Give the data a second time, exactly and in full.

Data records
|---|
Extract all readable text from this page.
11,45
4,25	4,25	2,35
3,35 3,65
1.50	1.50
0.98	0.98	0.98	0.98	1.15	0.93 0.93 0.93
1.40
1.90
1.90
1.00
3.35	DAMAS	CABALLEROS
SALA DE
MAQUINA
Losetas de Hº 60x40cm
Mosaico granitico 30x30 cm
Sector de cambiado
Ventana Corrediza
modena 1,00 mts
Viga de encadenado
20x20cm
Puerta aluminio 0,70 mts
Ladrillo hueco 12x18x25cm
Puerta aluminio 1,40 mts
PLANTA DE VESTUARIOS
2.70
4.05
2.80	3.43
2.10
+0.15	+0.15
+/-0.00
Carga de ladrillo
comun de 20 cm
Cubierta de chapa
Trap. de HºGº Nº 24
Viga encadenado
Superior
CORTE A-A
|---|
Answer to this task
Extract all readable text from this page.
11,45
4,25	4,25	2,35
3,35 3,65
1.50	1.50
0.98	0.98	0.98	0.98	1.15	0.93 0.93 0.93
1.40
1.90
1.90
1.00
3.35	DAMAS	CABALLEROS
SALA DE
MAQUINA
Losetas de Hº 60x40cm
Mosaico granitico 30x30 cm
Sector de cambiado
Ventana Corrediza
modena 1,00 mts
Viga de encadenado
20x20cm
Puerta aluminio 0,70 mts
Ladrillo hueco 12x18x25cm
Puerta aluminio 1,40 mts
PLANTA DE VESTUARIOS
2.70
4.05
2.80	3.43
2.10
+0.15	+0.15
+/-0.00
Carga de ladrillo
comun de 20 cm
Cubierta de chapa
Trap. de HºGº Nº 24
Viga encadenado
Superior
CORTE A-A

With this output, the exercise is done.